Data entries

↓

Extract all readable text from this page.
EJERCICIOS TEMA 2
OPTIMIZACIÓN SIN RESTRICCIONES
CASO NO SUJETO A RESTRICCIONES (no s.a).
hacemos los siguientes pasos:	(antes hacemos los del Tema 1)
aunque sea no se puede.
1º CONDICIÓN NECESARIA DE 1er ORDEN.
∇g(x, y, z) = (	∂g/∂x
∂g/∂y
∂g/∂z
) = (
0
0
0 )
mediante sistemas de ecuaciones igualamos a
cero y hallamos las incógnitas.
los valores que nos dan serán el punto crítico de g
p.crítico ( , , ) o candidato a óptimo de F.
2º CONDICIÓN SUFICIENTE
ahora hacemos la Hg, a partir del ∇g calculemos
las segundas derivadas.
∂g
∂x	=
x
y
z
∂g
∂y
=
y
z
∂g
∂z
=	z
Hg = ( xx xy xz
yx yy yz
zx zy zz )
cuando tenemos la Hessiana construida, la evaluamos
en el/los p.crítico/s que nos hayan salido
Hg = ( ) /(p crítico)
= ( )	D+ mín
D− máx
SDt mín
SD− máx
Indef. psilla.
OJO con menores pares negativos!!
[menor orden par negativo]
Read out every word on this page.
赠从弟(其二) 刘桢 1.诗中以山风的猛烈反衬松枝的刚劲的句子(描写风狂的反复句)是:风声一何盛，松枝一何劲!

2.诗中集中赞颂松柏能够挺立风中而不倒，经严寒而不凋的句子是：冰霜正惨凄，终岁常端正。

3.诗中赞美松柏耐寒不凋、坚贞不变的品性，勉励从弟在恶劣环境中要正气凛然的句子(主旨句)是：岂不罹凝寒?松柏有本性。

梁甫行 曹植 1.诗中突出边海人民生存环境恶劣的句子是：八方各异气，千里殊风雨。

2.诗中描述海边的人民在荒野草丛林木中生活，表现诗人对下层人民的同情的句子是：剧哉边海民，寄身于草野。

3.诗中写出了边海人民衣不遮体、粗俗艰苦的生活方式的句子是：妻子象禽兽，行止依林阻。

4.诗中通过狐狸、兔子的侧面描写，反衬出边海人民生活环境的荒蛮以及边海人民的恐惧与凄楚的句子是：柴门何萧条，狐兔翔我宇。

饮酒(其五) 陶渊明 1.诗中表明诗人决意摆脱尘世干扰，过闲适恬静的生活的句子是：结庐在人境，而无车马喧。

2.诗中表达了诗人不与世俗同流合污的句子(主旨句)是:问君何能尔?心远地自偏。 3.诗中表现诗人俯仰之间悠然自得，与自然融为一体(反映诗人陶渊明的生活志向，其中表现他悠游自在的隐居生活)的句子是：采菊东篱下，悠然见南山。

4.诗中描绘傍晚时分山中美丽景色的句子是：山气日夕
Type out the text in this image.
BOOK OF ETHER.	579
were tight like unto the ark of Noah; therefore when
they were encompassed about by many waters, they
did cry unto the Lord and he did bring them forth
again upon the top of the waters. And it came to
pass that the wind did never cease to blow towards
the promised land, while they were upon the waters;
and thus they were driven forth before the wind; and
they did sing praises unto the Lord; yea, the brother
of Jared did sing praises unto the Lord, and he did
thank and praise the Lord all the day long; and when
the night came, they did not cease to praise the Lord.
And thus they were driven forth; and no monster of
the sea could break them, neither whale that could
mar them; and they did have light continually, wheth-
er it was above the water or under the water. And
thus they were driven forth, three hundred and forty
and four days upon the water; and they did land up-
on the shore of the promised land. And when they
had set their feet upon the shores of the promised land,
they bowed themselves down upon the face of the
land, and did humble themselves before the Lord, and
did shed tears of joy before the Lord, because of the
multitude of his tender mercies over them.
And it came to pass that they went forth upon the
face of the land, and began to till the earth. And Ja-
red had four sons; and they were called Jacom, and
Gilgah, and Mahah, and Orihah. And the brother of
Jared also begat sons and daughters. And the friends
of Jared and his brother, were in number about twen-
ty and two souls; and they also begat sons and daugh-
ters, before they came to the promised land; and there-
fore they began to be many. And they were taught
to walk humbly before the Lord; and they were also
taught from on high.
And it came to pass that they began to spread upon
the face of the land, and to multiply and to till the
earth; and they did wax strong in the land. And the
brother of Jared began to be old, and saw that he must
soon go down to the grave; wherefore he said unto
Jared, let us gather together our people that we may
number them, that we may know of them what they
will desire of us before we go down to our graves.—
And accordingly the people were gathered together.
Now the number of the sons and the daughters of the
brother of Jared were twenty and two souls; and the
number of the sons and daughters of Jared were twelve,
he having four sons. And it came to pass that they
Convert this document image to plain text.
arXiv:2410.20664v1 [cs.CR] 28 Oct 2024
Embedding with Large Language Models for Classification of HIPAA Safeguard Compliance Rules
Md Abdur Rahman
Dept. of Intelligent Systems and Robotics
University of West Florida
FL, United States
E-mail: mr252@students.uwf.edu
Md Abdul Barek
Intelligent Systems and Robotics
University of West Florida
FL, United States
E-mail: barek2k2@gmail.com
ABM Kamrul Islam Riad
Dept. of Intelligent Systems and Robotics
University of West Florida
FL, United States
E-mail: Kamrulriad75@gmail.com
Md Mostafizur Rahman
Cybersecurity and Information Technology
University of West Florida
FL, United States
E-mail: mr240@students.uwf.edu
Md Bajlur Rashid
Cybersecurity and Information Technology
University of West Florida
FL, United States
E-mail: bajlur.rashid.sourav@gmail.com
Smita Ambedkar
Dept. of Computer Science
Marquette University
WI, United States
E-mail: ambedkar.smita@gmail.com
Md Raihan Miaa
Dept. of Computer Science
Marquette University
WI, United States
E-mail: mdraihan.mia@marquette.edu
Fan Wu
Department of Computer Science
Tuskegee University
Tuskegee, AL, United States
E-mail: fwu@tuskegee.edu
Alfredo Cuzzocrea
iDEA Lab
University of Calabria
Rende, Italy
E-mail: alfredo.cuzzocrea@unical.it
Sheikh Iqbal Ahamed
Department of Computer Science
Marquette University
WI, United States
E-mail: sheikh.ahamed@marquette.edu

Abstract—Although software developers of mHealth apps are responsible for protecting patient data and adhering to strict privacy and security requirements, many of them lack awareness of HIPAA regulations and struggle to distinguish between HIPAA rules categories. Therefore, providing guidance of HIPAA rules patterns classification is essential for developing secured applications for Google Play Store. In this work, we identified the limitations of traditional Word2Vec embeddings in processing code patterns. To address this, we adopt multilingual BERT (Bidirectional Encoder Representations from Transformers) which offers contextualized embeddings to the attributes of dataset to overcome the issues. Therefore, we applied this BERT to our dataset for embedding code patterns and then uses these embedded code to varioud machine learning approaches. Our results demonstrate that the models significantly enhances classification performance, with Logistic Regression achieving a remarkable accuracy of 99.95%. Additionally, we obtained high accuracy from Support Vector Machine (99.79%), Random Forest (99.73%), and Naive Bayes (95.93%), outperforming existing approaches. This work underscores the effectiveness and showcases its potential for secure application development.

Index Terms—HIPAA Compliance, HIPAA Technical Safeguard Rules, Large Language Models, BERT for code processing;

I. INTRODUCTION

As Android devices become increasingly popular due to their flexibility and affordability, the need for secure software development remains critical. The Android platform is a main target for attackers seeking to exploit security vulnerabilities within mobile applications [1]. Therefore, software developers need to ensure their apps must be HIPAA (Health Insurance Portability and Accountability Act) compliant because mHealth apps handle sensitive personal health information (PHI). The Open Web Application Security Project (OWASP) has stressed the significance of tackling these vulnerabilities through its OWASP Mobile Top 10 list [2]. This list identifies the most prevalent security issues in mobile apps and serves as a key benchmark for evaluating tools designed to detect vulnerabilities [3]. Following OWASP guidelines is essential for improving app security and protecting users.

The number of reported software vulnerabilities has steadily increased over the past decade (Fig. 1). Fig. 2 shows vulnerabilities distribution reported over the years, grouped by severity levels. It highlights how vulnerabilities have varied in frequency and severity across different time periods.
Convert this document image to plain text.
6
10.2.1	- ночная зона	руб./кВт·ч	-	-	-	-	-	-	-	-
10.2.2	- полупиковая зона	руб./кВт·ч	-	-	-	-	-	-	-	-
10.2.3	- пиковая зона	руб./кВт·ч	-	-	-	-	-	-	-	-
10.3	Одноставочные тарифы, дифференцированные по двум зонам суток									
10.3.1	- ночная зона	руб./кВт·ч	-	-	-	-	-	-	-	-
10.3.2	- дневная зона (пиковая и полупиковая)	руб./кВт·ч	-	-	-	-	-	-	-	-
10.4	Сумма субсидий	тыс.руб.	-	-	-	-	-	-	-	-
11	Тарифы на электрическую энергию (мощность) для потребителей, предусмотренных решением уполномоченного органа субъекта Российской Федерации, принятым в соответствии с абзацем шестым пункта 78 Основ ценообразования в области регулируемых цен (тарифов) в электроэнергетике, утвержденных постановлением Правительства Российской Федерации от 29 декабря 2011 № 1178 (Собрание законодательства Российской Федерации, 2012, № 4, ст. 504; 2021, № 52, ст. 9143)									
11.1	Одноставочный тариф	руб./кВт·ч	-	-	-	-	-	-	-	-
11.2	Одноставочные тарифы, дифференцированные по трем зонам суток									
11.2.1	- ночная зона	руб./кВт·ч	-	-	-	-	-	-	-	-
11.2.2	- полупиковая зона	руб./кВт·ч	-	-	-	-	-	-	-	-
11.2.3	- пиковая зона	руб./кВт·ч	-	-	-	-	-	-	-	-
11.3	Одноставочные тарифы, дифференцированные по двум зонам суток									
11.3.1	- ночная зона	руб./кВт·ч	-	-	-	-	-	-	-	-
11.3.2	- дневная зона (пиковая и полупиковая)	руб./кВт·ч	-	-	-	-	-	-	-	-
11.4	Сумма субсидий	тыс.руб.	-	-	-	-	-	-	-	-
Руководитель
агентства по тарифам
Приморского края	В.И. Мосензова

↑

### THE EXERCISE
Gather each line of the records holding the string "crítico".

### WORKED ANSWER
los valores que nos dan serán el punto crítico de g
p.crítico ( , , ) o candidato a óptimo de F.
en el/los p.crítico/s que nos hayan salido
Hg = ( ) /(p crítico)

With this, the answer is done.